**THE TASK:**
Word for word, print each line of the listing below; pictures stay out.

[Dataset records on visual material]
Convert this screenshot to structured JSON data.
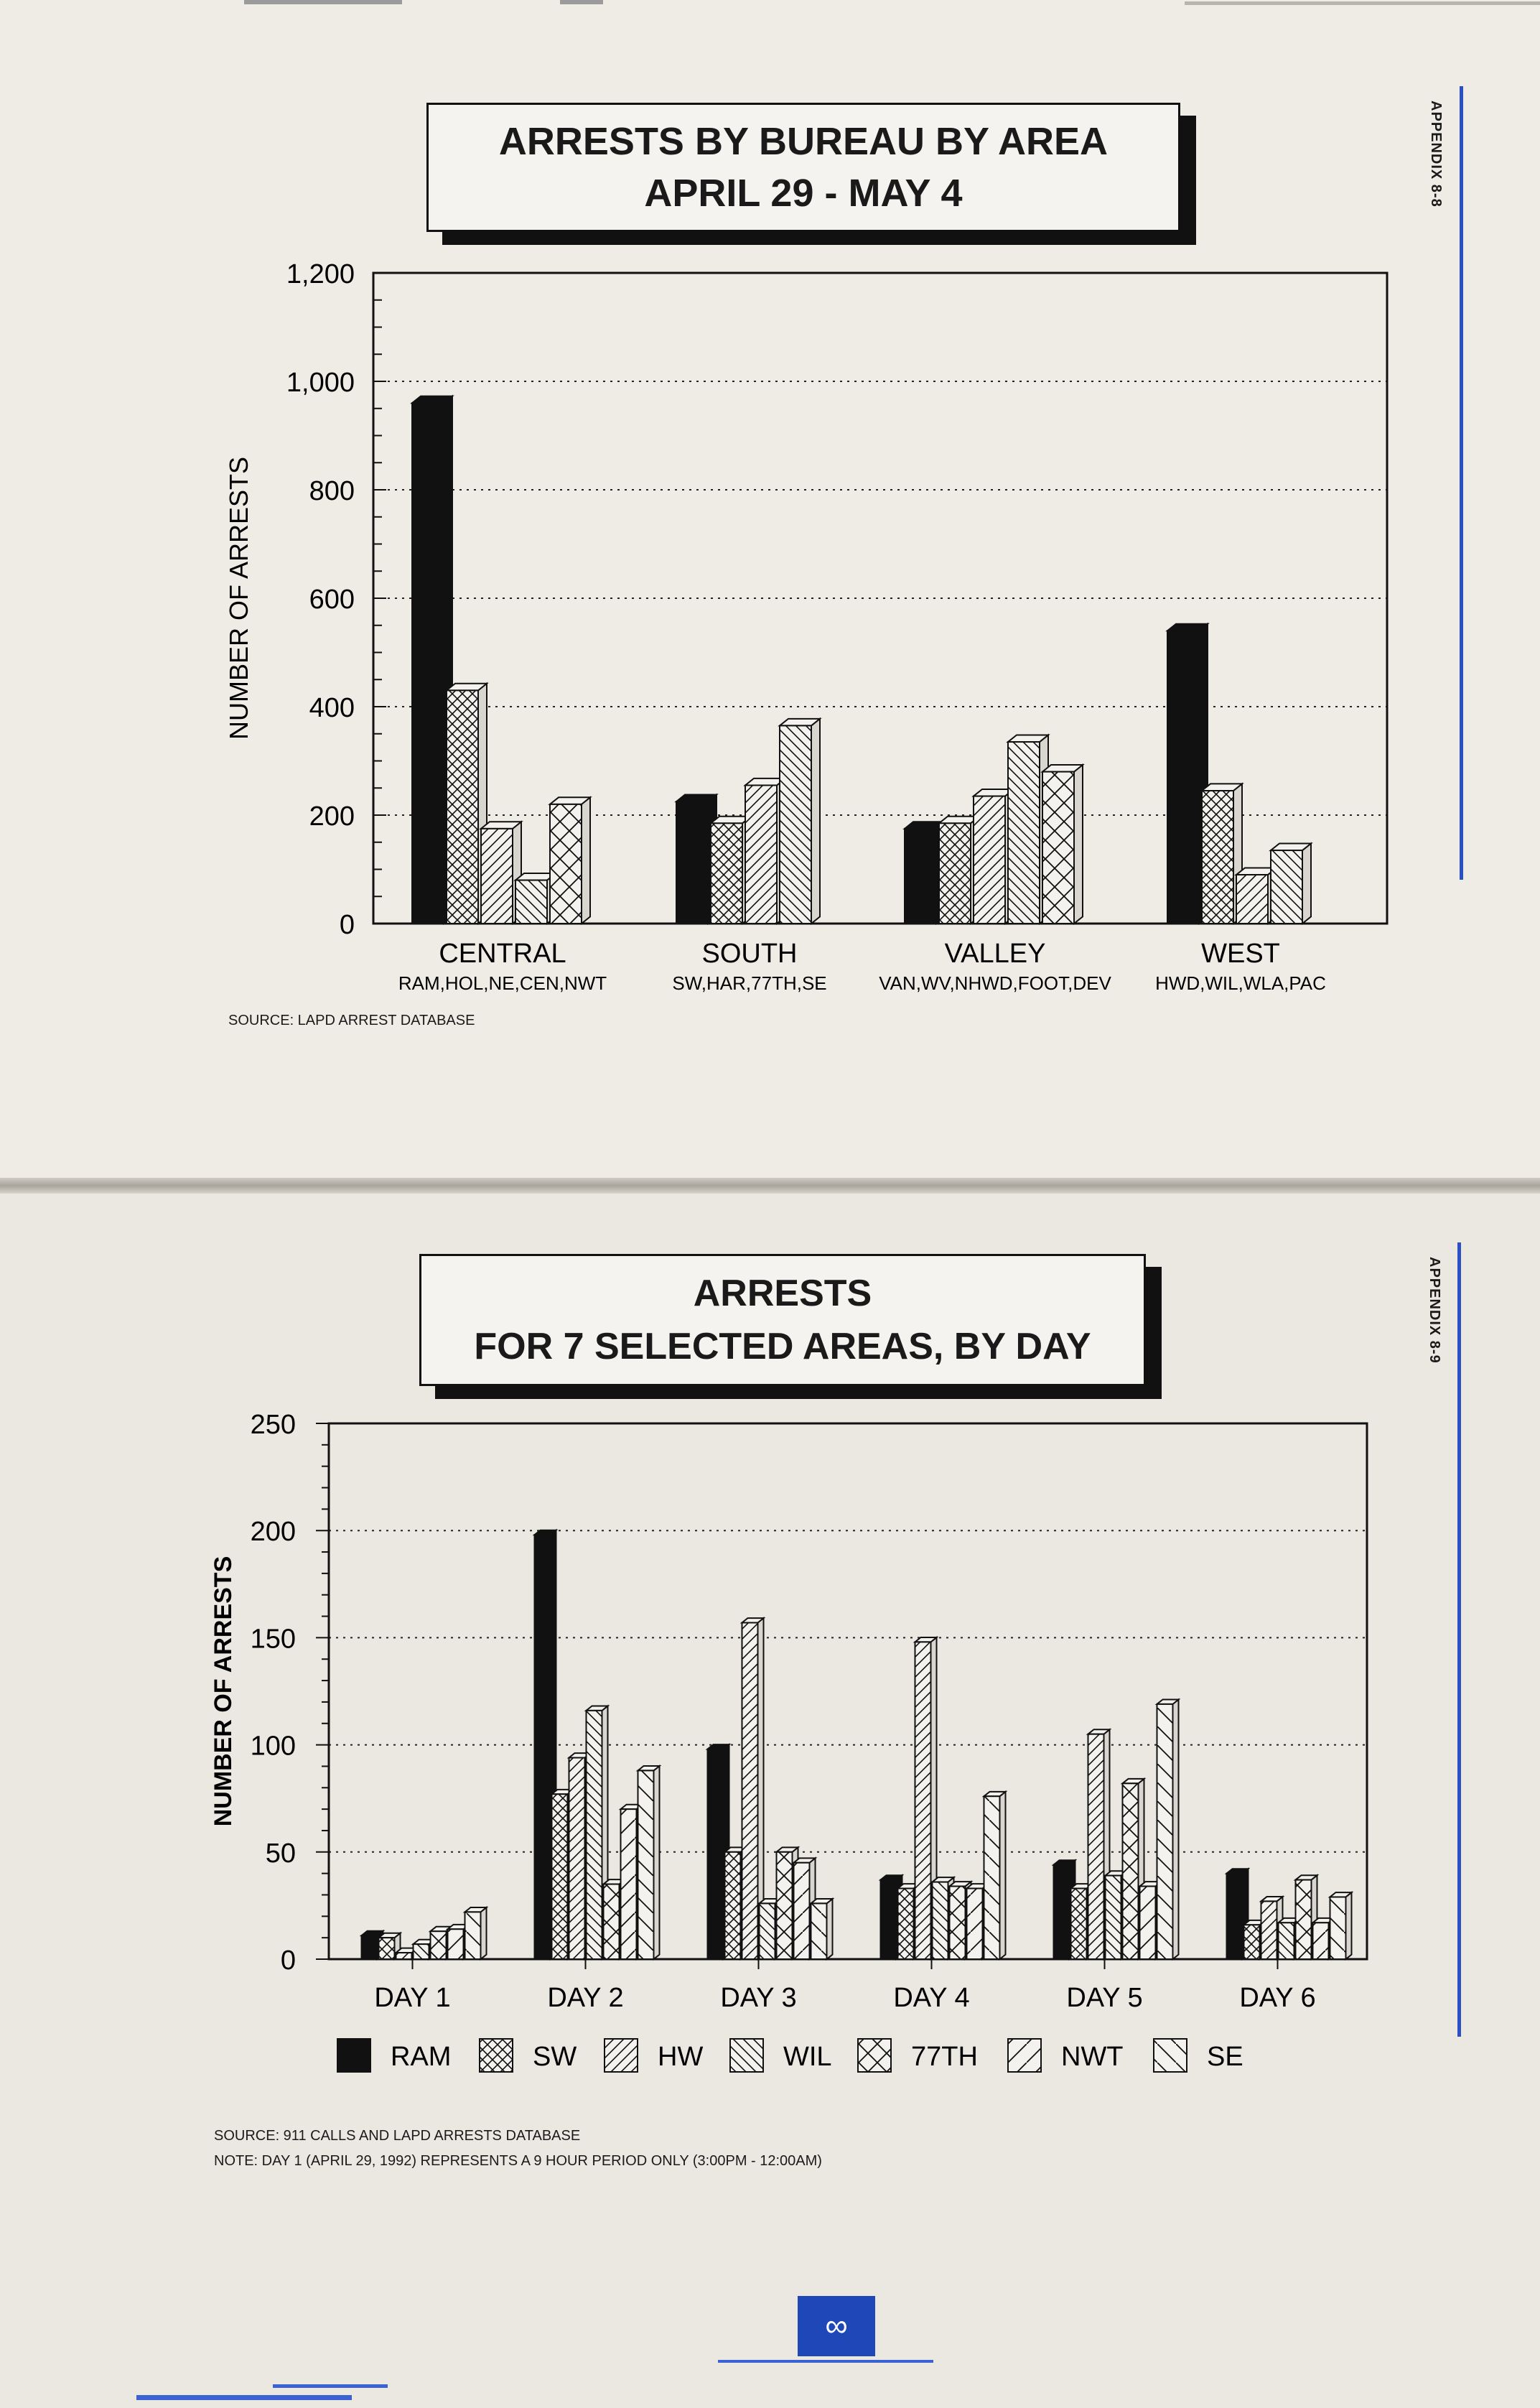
{
  "top_page": {
    "appendix_label": "APPENDIX 8-8",
    "title_line1": "ARRESTS BY BUREAU BY AREA",
    "title_line2": "APRIL 29 - MAY 4",
    "source": "SOURCE:  LAPD ARREST DATABASE"
  },
  "bottom_page": {
    "appendix_label": "APPENDIX 8-9",
    "title_line1": "ARRESTS",
    "title_line2": "FOR 7 SELECTED AREAS, BY DAY",
    "source": "SOURCE:  911 CALLS AND LAPD ARRESTS DATABASE",
    "note": "NOTE:  DAY 1 (APRIL 29, 1992) REPRESENTS A 9 HOUR PERIOD ONLY (3:00PM - 12:00AM)"
  },
  "page_number": "∞",
  "chart_data": [
    {
      "type": "bar",
      "title": "ARRESTS BY BUREAU BY AREA APRIL 29 - MAY 4",
      "ylabel": "NUMBER OF ARRESTS",
      "ylim": [
        0,
        1200
      ],
      "yticks": [
        "0",
        "200",
        "400",
        "600",
        "800",
        "1,000",
        "1,200"
      ],
      "grid": "dotted horizontal",
      "groups": [
        {
          "category": "CENTRAL",
          "sublabel": "RAM,HOL,NE,CEN,NWT",
          "values": [
            960,
            430,
            175,
            80,
            220
          ]
        },
        {
          "category": "SOUTH",
          "sublabel": "SW,HAR,77TH,SE",
          "values": [
            225,
            185,
            255,
            365
          ]
        },
        {
          "category": "VALLEY",
          "sublabel": "VAN,WV,NHWD,FOOT,DEV",
          "values": [
            175,
            185,
            235,
            335,
            280
          ]
        },
        {
          "category": "WEST",
          "sublabel": "HWD,WIL,WLA,PAC",
          "values": [
            540,
            245,
            90,
            135
          ]
        }
      ]
    },
    {
      "type": "bar",
      "title": "ARRESTS FOR 7 SELECTED AREAS, BY DAY",
      "ylabel": "NUMBER OF ARRESTS",
      "ylim": [
        0,
        250
      ],
      "yticks": [
        "0",
        "50",
        "100",
        "150",
        "200",
        "250"
      ],
      "grid": "dotted horizontal",
      "legend_placement": "bottom",
      "categories": [
        "DAY 1",
        "DAY 2",
        "DAY 3",
        "DAY 4",
        "DAY 5",
        "DAY 6"
      ],
      "series": [
        {
          "name": "RAM",
          "values": [
            11,
            198,
            98,
            37,
            44,
            40
          ]
        },
        {
          "name": "SW",
          "values": [
            10,
            77,
            50,
            33,
            33,
            16
          ]
        },
        {
          "name": "HW",
          "values": [
            3,
            94,
            157,
            148,
            105,
            27
          ]
        },
        {
          "name": "WIL",
          "values": [
            7,
            116,
            26,
            36,
            39,
            17
          ]
        },
        {
          "name": "77TH",
          "values": [
            13,
            35,
            50,
            34,
            82,
            37
          ]
        },
        {
          "name": "NWT",
          "values": [
            14,
            70,
            45,
            33,
            34,
            17
          ]
        },
        {
          "name": "SE",
          "values": [
            22,
            88,
            26,
            76,
            119,
            29
          ]
        }
      ]
    }
  ]
}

**EXERCISE ANSWER:**
Convert this screenshot to structured JSON data.
{
  "top_page": {
    "appendix_label": "APPENDIX 8-8",
    "title_line1": "ARRESTS BY BUREAU BY AREA",
    "title_line2": "APRIL 29 - MAY 4",
    "source": "SOURCE:  LAPD ARREST DATABASE"
  },
  "bottom_page": {
    "appendix_label": "APPENDIX 8-9",
    "title_line1": "ARRESTS",
    "title_line2": "FOR 7 SELECTED AREAS, BY DAY",
    "source": "SOURCE:  911 CALLS AND LAPD ARRESTS DATABASE",
    "note": "NOTE:  DAY 1 (APRIL 29, 1992) REPRESENTS A 9 HOUR PERIOD ONLY (3:00PM - 12:00AM)"
  },
  "page_number": "∞",
  "chart_data": [
    {
      "type": "bar",
      "title": "ARRESTS BY BUREAU BY AREA APRIL 29 - MAY 4",
      "ylabel": "NUMBER OF ARRESTS",
      "ylim": [
        0,
        1200
      ],
      "yticks": [
        "0",
        "200",
        "400",
        "600",
        "800",
        "1,000",
        "1,200"
      ],
      "grid": "dotted horizontal",
      "groups": [
        {
          "category": "CENTRAL",
          "sublabel": "RAM,HOL,NE,CEN,NWT",
          "values": [
            960,
            430,
            175,
            80,
            220
          ]
        },
        {
          "category": "SOUTH",
          "sublabel": "SW,HAR,77TH,SE",
          "values": [
            225,
            185,
            255,
            365
          ]
        },
        {
          "category": "VALLEY",
          "sublabel": "VAN,WV,NHWD,FOOT,DEV",
          "values": [
            175,
            185,
            235,
            335,
            280
          ]
        },
        {
          "category": "WEST",
          "sublabel": "HWD,WIL,WLA,PAC",
          "values": [
            540,
            245,
            90,
            135
          ]
        }
      ]
    },
    {
      "type": "bar",
      "title": "ARRESTS FOR 7 SELECTED AREAS, BY DAY",
      "ylabel": "NUMBER OF ARRESTS",
      "ylim": [
        0,
        250
      ],
      "yticks": [
        "0",
        "50",
        "100",
        "150",
        "200",
        "250"
      ],
      "grid": "dotted horizontal",
      "legend_placement": "bottom",
      "categories": [
        "DAY 1",
        "DAY 2",
        "DAY 3",
        "DAY 4",
        "DAY 5",
        "DAY 6"
      ],
      "series": [
        {
          "name": "RAM",
          "values": [
            11,
            198,
            98,
            37,
            44,
            40
          ]
        },
        {
          "name": "SW",
          "values": [
            10,
            77,
            50,
            33,
            33,
            16
          ]
        },
        {
          "name": "HW",
          "values": [
            3,
            94,
            157,
            148,
            105,
            27
          ]
        },
        {
          "name": "WIL",
          "values": [
            7,
            116,
            26,
            36,
            39,
            17
          ]
        },
        {
          "name": "77TH",
          "values": [
            13,
            35,
            50,
            34,
            82,
            37
          ]
        },
        {
          "name": "NWT",
          "values": [
            14,
            70,
            45,
            33,
            34,
            17
          ]
        },
        {
          "name": "SE",
          "values": [
            22,
            88,
            26,
            76,
            119,
            29
          ]
        }
      ]
    }
  ]
}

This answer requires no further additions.